===== PROVIDED DATA =====

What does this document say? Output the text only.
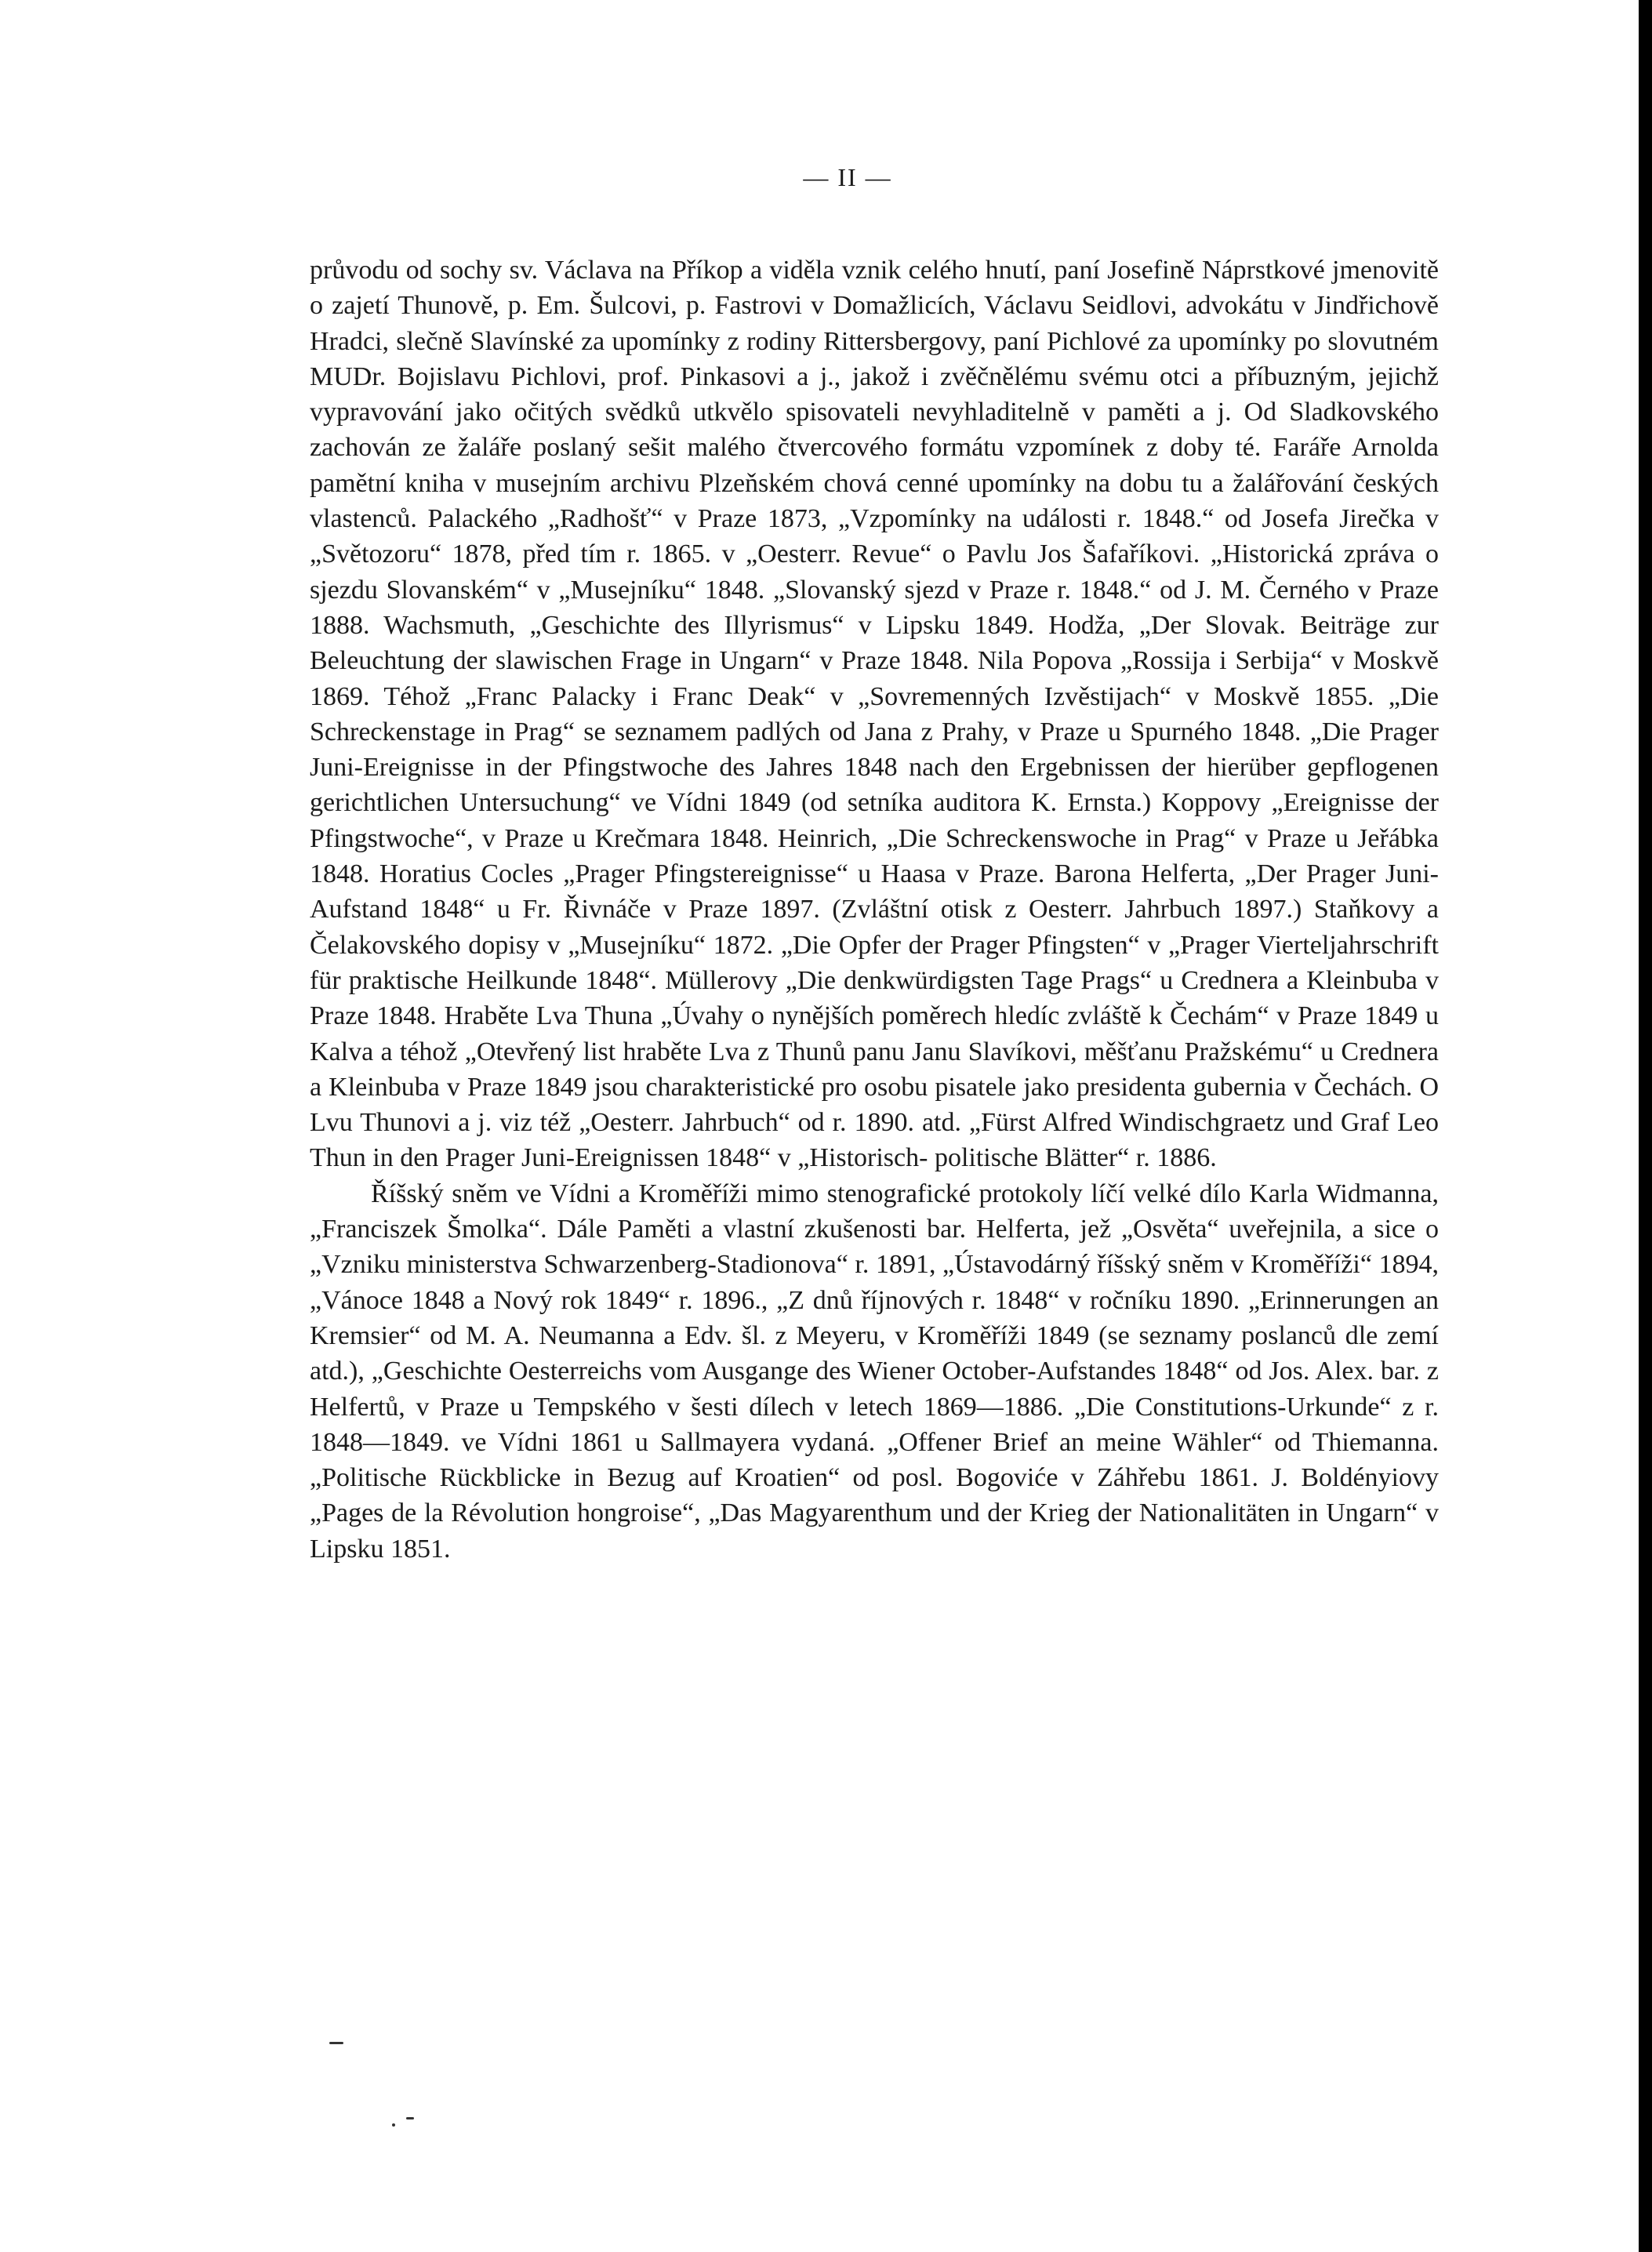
— II —

průvodu od sochy sv. Václava na Příkop a viděla vznik celého hnutí, paní Josefině Náprstkové jmenovitě o zajetí Thunově, p. Em. Šulcovi, p. Fastrovi v Domažlicích, Václavu Seidlovi, advokátu v Jindřichově Hradci, slečně Slavínské za upomínky z rodiny Rittersbergovy, paní Pichlové za upomínky po slovutném MUDr. Bojislavu Pichlovi, prof. Pinkasovi a j., jakož i zvěčnělému svému otci a příbuzným, jejichž vypravování jako očitých svědků utkvělo spisovateli nevyhladitelně v paměti a j. Od Sladkovského zachován ze žaláře poslaný sešit malého čtvercového formátu vzpomínek z doby té. Faráře Arnolda pamětní kniha v musejním archivu Plzeňském chová cenné upomínky na dobu tu a žalářování českých vlastenců. Palackého „Radhošť“ v Praze 1873, „Vzpomínky na události r. 1848.“ od Josefa Jirečka v „Světozoru“ 1878, před tím r. 1865. v „Oesterr. Revue“ o Pavlu Jos Šafaříkovi. „Historická zpráva o sjezdu Slovanském“ v „Musejníku“ 1848. „Slovanský sjezd v Praze r. 1848.“ od J. M. Černého v Praze 1888. Wachsmuth, „Geschichte des Illyrismus“ v Lipsku 1849. Hodža, „Der Slovak. Beiträge zur Beleuchtung der slawischen Frage in Ungarn“ v Praze 1848. Nila Popova „Rossija i Serbija“ v Moskvě 1869. Téhož „Franc Palacky i Franc Deak“ v „Sovremenných Izvěstijach“ v Moskvě 1855. „Die Schreckenstage in Prag“ se seznamem padlých od Jana z Prahy, v Praze u Spurného 1848. „Die Prager Juni-Ereignisse in der Pfingstwoche des Jahres 1848 nach den Ergebnissen der hierüber gepflogenen gerichtlichen Untersuchung“ ve Vídni 1849 (od setníka auditora K. Ernsta.) Koppovy „Ereignisse der Pfingstwoche“, v Praze u Krečmara 1848. Heinrich, „Die Schreckenswoche in Prag“ v Praze u Jeřábka 1848. Horatius Cocles „Prager Pfingstereignisse“ u Haasa v Praze. Barona Helferta, „Der Prager Juni-Aufstand 1848“ u Fr. Řivnáče v Praze 1897. (Zvláštní otisk z Oesterr. Jahrbuch 1897.) Staňkovy a Čelakovského dopisy v „Musejníku“ 1872. „Die Opfer der Prager Pfingsten“ v „Prager Vierteljahrschrift für praktische Heilkunde 1848“. Müllerovy „Die denkwürdigsten Tage Prags“ u Crednera a Kleinbuba v Praze 1848. Hraběte Lva Thuna „Úvahy o nynějších poměrech hledíc zvláště k Čechám“ v Praze 1849 u Kalva a téhož „Otevřený list hraběte Lva z Thunů panu Janu Slavíkovi, měšťanu Pražskému“ u Crednera a Kleinbuba v Praze 1849 jsou charakteristické pro osobu pisatele jako presidenta gubernia v Čechách. O Lvu Thunovi a j. viz též „Oesterr. Jahrbuch“ od r. 1890. atd. „Fürst Alfred Windischgraetz und Graf Leo Thun in den Prager Juni-Ereignissen 1848“ v „Historisch- politische Blätter“ r. 1886.

Říšský sněm ve Vídni a Kroměříži mimo stenografické protokoly líčí velké dílo Karla Widmanna, „Franciszek Šmolka“. Dále Paměti a vlastní zkušenosti bar. Helferta, jež „Osvěta“ uveřejnila, a sice o „Vzniku ministerstva Schwarzenberg-Stadionova“ r. 1891, „Ústavodárný říšský sněm v Kroměříži“ 1894, „Vánoce 1848 a Nový rok 1849“ r. 1896., „Z dnů říjnových r. 1848“ v ročníku 1890. „Erinnerungen an Kremsier“ od M. A. Neumanna a Edv. šl. z Meyeru, v Kroměříži 1849 (se seznamy poslanců dle zemí atd.), „Geschichte Oesterreichs vom Ausgange des Wiener October-Aufstandes 1848“ od Jos. Alex. bar. z Helfertů, v Praze u Tempského v šesti dílech v letech 1869—1886. „Die Constitutions-Urkunde“ z r. 1848—1849. ve Vídni 1861 u Sallmayera vydaná. „Offener Brief an meine Wähler“ od Thiemanna. „Politische Rückblicke in Bezug auf Kroatien“ od posl. Bogoviće v Záhřebu 1861. J. Boldényiovy „Pages de la Révolution hongroise“, „Das Magyarenthum und der Krieg der Nationalitäten in Ungarn“ v Lipsku 1851.
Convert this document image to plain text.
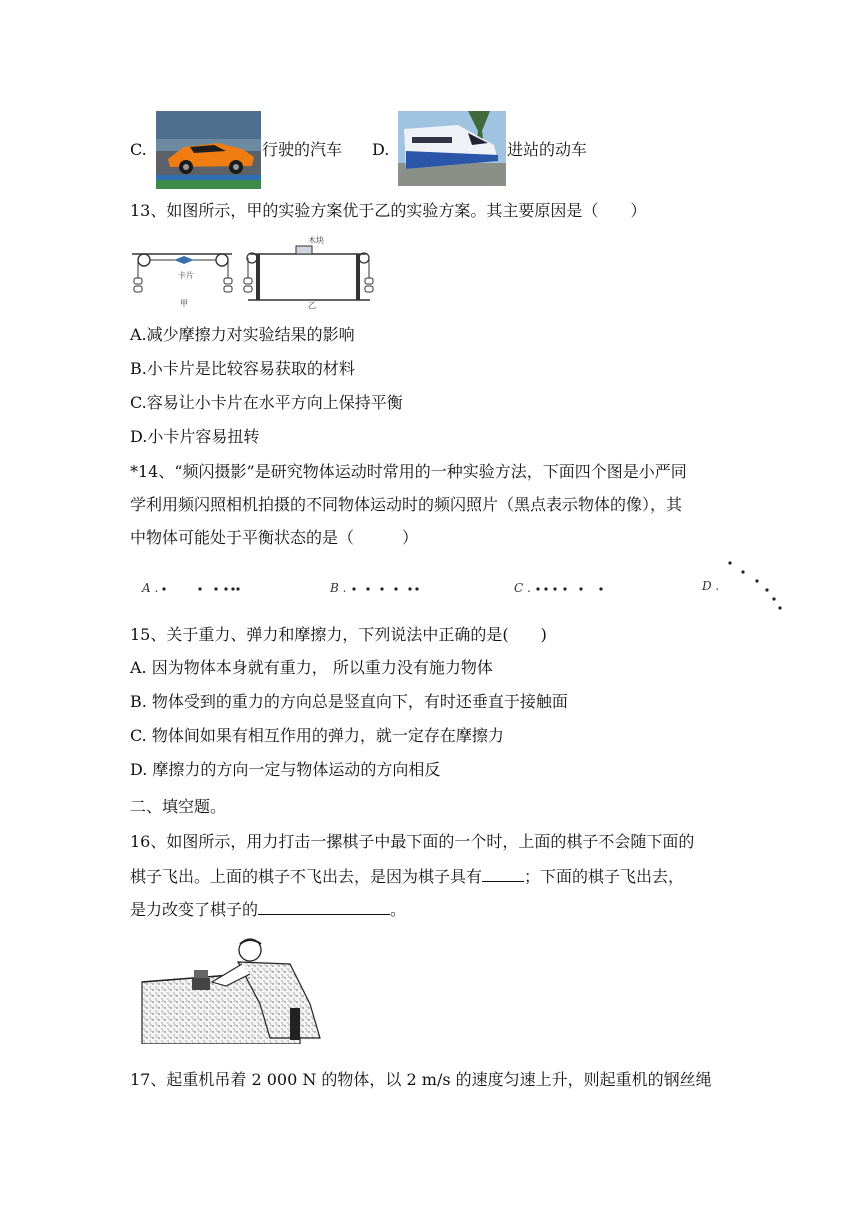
C.	行驶的汽车 D.	进站的动车
13、如图所示，甲的实验方案优于乙的实验方案。其主要原因是（　　）
卡片
甲
木块
乙
A.减少摩擦力对实验结果的影响
B.小卡片是比较容易获取的材料
C.容易让小卡片在水平方向上保持平衡
D.小卡片容易扭转
*14、“频闪摄影”是研究物体运动时常用的一种实验方法，下面四个图是小严同
学利用频闪照相机拍摄的不同物体运动时的频闪照片（黑点表示物体的像），其
中物体可能处于平衡状态的是（　　　）
A .	B .	C .	D .
15、关于重力、弹力和摩擦力，下列说法中正确的是(　　)
A. 因为物体本身就有重力， 所以重力没有施力物体
B. 物体受到的重力的方向总是竖直向下，有时还垂直于接触面
C. 物体间如果有相互作用的弹力，就一定存在摩擦力
D. 摩擦力的方向一定与物体运动的方向相反
二、填空题。
16、如图所示，用力打击一摞棋子中最下面的一个时，上面的棋子不会随下面的
棋子飞出。上面的棋子不飞出去，是因为棋子具有	；下面的棋子飞出去，
是力改变了棋子的	。
17、起重机吊着 2 000 N 的物体，以 2 m/s 的速度匀速上升，则起重机的钢丝绳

=====

Set down the lines of the records above exactly, apart from the pictures.

What does this document say? Output the text only.
— II —

průvodu od sochy sv. Václava na Příkop a viděla vznik celého hnutí, paní Josefině Náprstkové jmenovitě o zajetí Thunově, p. Em. Šulcovi, p. Fastrovi v Domažlicích, Václavu Seidlovi, advokátu v Jindřichově Hradci, slečně Slavínské za upomínky z rodiny Rittersbergovy, paní Pichlové za upomínky po slovutném MUDr. Bojislavu Pichlovi, prof. Pinkasovi a j., jakož i zvěčnělému svému otci a příbuzným, jejichž vypravování jako očitých svědků utkvělo spisovateli nevyhladitelně v paměti a j. Od Sladkovského zachován ze žaláře poslaný sešit malého čtvercového formátu vzpomínek z doby té. Faráře Arnolda pamětní kniha v musejním archivu Plzeňském chová cenné upomínky na dobu tu a žalářování českých vlastenců. Palackého „Radhošť“ v Praze 1873, „Vzpomínky na události r. 1848.“ od Josefa Jirečka v „Světozoru“ 1878, před tím r. 1865. v „Oesterr. Revue“ o Pavlu Jos Šafaříkovi. „Historická zpráva o sjezdu Slovanském“ v „Musejníku“ 1848. „Slovanský sjezd v Praze r. 1848.“ od J. M. Černého v Praze 1888. Wachsmuth, „Geschichte des Illyrismus“ v Lipsku 1849. Hodža, „Der Slovak. Beiträge zur Beleuchtung der slawischen Frage in Ungarn“ v Praze 1848. Nila Popova „Rossija i Serbija“ v Moskvě 1869. Téhož „Franc Palacky i Franc Deak“ v „Sovremenných Izvěstijach“ v Moskvě 1855. „Die Schreckenstage in Prag“ se seznamem padlých od Jana z Prahy, v Praze u Spurného 1848. „Die Prager Juni-Ereignisse in der Pfingstwoche des Jahres 1848 nach den Ergebnissen der hierüber gepflogenen gerichtlichen Untersuchung“ ve Vídni 1849 (od setníka auditora K. Ernsta.) Koppovy „Ereignisse der Pfingstwoche“, v Praze u Krečmara 1848. Heinrich, „Die Schreckenswoche in Prag“ v Praze u Jeřábka 1848. Horatius Cocles „Prager Pfingstereignisse“ u Haasa v Praze. Barona Helferta, „Der Prager Juni-Aufstand 1848“ u Fr. Řivnáče v Praze 1897. (Zvláštní otisk z Oesterr. Jahrbuch 1897.) Staňkovy a Čelakovského dopisy v „Musejníku“ 1872. „Die Opfer der Prager Pfingsten“ v „Prager Vierteljahrschrift für praktische Heilkunde 1848“. Müllerovy „Die denkwürdigsten Tage Prags“ u Crednera a Kleinbuba v Praze 1848. Hraběte Lva Thuna „Úvahy o nynějších poměrech hledíc zvláště k Čechám“ v Praze 1849 u Kalva a téhož „Otevřený list hraběte Lva z Thunů panu Janu Slavíkovi, měšťanu Pražskému“ u Crednera a Kleinbuba v Praze 1849 jsou charakteristické pro osobu pisatele jako presidenta gubernia v Čechách. O Lvu Thunovi a j. viz též „Oesterr. Jahrbuch“ od r. 1890. atd. „Fürst Alfred Windischgraetz und Graf Leo Thun in den Prager Juni-Ereignissen 1848“ v „Historisch- politische Blätter“ r. 1886.

Říšský sněm ve Vídni a Kroměříži mimo stenografické protokoly líčí velké dílo Karla Widmanna, „Franciszek Šmolka“. Dále Paměti a vlastní zkušenosti bar. Helferta, jež „Osvěta“ uveřejnila, a sice o „Vzniku ministerstva Schwarzenberg-Stadionova“ r. 1891, „Ústavodárný říšský sněm v Kroměříži“ 1894, „Vánoce 1848 a Nový rok 1849“ r. 1896., „Z dnů říjnových r. 1848“ v ročníku 1890. „Erinnerungen an Kremsier“ od M. A. Neumanna a Edv. šl. z Meyeru, v Kroměříži 1849 (se seznamy poslanců dle zemí atd.), „Geschichte Oesterreichs vom Ausgange des Wiener October-Aufstandes 1848“ od Jos. Alex. bar. z Helfertů, v Praze u Tempského v šesti dílech v letech 1869—1886. „Die Constitutions-Urkunde“ z r. 1848—1849. ve Vídni 1861 u Sallmayera vydaná. „Offener Brief an meine Wähler“ od Thiemanna. „Politische Rückblicke in Bezug auf Kroatien“ od posl. Bogoviće v Záhřebu 1861. J. Boldényiovy „Pages de la Révolution hongroise“, „Das Magyarenthum und der Krieg der Nationalitäten in Ungarn“ v Lipsku 1851.
Convert this document image to plain text.
C.	行驶的汽车 D.	进站的动车
13、如图所示，甲的实验方案优于乙的实验方案。其主要原因是（　　）
卡片
甲
木块
乙
A.减少摩擦力对实验结果的影响
B.小卡片是比较容易获取的材料
C.容易让小卡片在水平方向上保持平衡
D.小卡片容易扭转
*14、“频闪摄影”是研究物体运动时常用的一种实验方法，下面四个图是小严同
学利用频闪照相机拍摄的不同物体运动时的频闪照片（黑点表示物体的像），其
中物体可能处于平衡状态的是（　　　）
A .	B .	C .	D .
15、关于重力、弹力和摩擦力，下列说法中正确的是(　　)
A. 因为物体本身就有重力， 所以重力没有施力物体
B. 物体受到的重力的方向总是竖直向下，有时还垂直于接触面
C. 物体间如果有相互作用的弹力，就一定存在摩擦力
D. 摩擦力的方向一定与物体运动的方向相反
二、填空题。
16、如图所示，用力打击一摞棋子中最下面的一个时，上面的棋子不会随下面的
棋子飞出。上面的棋子不飞出去，是因为棋子具有	；下面的棋子飞出去，
是力改变了棋子的	。
17、起重机吊着 2 000 N 的物体，以 2 m/s 的速度匀速上升，则起重机的钢丝绳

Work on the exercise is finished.